What the exercise asks = Return each line holding the string "fcst".

[Figure contents as structured data]
★ ★ ★ ★
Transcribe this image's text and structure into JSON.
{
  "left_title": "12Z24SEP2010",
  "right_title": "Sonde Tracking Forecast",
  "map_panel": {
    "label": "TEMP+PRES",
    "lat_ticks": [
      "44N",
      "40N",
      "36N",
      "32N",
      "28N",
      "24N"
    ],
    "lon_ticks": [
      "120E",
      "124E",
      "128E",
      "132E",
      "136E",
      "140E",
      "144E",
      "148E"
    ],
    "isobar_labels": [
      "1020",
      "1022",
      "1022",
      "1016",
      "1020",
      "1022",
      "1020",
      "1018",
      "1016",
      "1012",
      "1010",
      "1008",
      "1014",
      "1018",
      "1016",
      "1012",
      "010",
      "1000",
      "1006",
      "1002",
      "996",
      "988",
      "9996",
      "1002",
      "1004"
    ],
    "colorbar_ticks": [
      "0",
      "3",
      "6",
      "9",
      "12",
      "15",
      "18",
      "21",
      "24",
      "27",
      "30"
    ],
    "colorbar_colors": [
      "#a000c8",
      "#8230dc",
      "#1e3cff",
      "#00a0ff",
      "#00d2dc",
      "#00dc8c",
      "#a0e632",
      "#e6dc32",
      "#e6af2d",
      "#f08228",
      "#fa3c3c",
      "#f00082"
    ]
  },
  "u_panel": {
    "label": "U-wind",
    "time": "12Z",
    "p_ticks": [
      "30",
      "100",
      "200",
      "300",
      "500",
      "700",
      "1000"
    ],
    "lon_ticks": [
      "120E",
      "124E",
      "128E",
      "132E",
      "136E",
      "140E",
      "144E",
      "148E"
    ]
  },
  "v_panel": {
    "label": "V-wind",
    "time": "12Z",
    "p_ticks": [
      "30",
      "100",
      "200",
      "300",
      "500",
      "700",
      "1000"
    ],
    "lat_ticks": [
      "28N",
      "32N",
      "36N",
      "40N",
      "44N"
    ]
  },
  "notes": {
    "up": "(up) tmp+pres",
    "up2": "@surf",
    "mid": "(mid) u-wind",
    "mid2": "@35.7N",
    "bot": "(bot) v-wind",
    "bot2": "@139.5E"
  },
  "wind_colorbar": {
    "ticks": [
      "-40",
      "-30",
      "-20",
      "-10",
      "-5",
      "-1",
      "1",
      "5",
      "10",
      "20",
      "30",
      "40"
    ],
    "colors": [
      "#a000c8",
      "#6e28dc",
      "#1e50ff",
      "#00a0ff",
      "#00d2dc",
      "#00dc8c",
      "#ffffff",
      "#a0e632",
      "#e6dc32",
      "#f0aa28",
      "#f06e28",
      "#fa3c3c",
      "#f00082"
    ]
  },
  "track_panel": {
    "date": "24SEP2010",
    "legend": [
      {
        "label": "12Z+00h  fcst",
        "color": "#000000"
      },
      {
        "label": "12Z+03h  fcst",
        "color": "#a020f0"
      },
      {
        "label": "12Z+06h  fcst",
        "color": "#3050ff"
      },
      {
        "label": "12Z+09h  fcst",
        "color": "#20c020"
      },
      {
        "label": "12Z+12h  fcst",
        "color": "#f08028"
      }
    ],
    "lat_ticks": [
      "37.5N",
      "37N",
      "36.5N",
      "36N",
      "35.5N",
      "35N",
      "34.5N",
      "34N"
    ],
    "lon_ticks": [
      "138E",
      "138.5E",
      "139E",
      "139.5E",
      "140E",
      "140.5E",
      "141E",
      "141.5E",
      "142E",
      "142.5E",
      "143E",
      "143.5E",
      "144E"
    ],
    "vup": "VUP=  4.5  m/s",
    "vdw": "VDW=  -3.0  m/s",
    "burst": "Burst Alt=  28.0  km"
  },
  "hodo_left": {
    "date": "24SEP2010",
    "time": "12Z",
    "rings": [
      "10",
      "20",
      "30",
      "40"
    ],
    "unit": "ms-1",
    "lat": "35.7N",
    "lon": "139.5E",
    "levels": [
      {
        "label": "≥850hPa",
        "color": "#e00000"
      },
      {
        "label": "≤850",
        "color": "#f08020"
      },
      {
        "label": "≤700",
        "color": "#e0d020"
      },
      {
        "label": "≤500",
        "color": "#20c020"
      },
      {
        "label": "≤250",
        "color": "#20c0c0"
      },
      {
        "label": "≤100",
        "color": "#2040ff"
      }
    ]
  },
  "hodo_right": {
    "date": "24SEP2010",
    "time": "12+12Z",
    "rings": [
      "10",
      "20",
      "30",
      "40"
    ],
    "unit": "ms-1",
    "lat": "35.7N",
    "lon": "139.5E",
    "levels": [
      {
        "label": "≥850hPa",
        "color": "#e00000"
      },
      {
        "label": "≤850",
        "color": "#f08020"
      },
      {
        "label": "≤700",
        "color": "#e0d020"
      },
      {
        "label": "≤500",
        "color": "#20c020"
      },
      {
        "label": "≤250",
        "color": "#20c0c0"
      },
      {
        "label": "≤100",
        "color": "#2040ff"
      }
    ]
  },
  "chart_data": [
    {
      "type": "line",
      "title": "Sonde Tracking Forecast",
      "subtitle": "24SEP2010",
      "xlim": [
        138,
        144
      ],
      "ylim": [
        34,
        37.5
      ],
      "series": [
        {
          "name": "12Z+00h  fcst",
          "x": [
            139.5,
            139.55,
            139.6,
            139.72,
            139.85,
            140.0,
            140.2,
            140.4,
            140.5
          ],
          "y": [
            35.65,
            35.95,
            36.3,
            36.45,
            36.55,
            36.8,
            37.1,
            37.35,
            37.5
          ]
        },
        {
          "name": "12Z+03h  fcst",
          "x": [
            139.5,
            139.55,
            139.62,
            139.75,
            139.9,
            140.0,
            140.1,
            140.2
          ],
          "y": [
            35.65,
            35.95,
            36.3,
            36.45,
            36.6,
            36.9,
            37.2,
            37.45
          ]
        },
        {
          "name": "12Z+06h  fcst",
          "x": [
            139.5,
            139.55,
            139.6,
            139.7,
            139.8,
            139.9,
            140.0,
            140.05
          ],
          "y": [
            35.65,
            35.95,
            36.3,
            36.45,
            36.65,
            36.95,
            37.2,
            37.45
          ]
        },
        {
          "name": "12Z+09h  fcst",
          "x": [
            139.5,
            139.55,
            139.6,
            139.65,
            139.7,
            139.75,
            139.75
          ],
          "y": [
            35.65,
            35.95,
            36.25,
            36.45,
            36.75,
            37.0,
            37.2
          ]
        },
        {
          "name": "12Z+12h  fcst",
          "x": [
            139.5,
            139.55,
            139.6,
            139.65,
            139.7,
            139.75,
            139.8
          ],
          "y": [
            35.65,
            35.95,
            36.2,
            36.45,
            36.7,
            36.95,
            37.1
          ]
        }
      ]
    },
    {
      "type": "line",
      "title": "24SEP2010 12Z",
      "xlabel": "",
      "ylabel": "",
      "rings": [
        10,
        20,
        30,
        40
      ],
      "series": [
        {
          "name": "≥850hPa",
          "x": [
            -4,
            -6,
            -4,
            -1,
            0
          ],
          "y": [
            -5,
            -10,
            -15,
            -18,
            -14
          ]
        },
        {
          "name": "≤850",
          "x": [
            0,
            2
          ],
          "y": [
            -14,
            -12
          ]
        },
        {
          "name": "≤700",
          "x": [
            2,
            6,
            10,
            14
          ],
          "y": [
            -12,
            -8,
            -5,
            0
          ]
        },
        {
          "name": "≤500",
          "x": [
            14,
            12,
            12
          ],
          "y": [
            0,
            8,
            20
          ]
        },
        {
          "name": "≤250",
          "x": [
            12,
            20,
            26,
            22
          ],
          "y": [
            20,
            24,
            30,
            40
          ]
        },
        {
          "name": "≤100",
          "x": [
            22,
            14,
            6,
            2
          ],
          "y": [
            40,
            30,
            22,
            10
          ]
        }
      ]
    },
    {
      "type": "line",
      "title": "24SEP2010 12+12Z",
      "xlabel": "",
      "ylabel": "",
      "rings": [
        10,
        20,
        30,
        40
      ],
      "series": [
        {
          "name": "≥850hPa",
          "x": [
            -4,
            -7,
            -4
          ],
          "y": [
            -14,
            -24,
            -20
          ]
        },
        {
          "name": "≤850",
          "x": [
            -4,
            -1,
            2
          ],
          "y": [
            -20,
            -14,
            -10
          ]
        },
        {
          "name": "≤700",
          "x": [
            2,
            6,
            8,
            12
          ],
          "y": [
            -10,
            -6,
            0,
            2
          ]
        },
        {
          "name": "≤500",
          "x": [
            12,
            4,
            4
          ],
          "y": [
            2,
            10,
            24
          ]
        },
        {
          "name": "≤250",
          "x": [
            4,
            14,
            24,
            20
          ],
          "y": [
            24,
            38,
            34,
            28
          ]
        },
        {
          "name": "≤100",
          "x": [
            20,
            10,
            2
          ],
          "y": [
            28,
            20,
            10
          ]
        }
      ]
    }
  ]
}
★ ★ ★ ★
Full output =
        "label": "12Z+00h  fcst",
        "label": "12Z+03h  fcst",
        "label": "12Z+06h  fcst",
        "label": "12Z+09h  fcst",
        "label": "12Z+12h  fcst",
          "name": "12Z+00h  fcst",
          "name": "12Z+03h  fcst",
          "name": "12Z+06h  fcst",
          "name": "12Z+09h  fcst",
          "name": "12Z+12h  fcst",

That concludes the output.